**AVAILABLE RECORDS**
++++++++++

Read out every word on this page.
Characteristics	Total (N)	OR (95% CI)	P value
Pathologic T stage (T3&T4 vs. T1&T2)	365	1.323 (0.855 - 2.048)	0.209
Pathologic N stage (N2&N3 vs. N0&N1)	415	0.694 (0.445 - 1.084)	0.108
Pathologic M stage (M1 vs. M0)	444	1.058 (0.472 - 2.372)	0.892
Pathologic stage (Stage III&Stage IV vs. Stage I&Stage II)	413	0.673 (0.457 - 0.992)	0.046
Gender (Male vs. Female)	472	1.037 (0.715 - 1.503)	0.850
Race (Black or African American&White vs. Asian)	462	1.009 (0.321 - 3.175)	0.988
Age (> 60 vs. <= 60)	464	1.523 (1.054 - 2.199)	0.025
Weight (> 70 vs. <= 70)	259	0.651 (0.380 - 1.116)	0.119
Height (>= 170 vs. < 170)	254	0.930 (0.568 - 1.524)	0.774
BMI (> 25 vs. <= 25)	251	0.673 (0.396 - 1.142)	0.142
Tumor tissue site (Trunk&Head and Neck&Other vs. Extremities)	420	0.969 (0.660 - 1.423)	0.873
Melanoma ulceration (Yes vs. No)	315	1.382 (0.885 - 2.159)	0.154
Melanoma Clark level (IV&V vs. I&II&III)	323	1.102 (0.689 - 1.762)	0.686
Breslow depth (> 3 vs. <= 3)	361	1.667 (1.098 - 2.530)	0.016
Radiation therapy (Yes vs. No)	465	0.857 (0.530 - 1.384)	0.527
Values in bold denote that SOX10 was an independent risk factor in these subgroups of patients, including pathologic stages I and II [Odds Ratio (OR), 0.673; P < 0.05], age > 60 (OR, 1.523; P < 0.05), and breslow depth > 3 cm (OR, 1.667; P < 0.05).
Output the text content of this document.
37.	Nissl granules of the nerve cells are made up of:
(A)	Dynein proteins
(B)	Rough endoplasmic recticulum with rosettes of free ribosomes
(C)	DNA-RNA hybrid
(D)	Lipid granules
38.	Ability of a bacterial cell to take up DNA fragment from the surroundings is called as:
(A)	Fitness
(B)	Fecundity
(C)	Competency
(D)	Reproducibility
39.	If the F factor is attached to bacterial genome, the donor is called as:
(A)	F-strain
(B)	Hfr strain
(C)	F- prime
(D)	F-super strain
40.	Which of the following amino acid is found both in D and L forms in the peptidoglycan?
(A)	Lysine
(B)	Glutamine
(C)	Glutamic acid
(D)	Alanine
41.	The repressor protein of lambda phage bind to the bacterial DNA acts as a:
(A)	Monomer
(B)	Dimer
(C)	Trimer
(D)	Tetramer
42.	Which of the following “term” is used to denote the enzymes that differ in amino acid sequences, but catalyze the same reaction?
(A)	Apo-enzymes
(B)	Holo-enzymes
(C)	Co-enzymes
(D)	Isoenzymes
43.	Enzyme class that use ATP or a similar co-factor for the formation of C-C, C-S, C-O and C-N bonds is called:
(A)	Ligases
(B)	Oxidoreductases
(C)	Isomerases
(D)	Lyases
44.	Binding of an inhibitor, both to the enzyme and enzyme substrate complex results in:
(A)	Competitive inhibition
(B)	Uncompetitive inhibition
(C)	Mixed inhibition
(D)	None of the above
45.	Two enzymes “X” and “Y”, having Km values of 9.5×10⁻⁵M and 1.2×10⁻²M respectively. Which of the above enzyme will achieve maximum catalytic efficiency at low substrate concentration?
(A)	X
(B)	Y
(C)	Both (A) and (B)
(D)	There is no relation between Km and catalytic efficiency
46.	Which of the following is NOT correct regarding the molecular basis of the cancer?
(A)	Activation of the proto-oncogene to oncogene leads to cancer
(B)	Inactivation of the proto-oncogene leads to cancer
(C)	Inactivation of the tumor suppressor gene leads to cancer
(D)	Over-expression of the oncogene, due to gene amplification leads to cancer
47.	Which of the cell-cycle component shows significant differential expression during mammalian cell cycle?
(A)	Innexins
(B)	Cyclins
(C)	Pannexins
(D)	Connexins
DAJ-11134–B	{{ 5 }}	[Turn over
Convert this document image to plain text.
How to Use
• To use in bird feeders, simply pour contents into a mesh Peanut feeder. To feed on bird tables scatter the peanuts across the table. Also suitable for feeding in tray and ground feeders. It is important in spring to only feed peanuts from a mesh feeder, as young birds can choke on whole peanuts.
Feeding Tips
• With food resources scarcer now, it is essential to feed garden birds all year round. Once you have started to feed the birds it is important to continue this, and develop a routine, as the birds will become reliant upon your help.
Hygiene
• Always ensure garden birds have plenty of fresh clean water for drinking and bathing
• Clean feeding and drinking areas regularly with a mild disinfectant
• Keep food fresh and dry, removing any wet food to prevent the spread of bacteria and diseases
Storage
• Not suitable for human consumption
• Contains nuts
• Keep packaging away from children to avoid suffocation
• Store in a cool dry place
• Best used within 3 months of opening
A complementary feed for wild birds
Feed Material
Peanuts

++++++++++

**EXERCISE BRIEF**
Among the records above, which lines hold the word "Inactivation"? Copy each one.

**SOLVED EXERCISE**
(B)	Inactivation of the proto-oncogene leads to cancer
(C)	Inactivation of the tumor suppressor gene leads to cancer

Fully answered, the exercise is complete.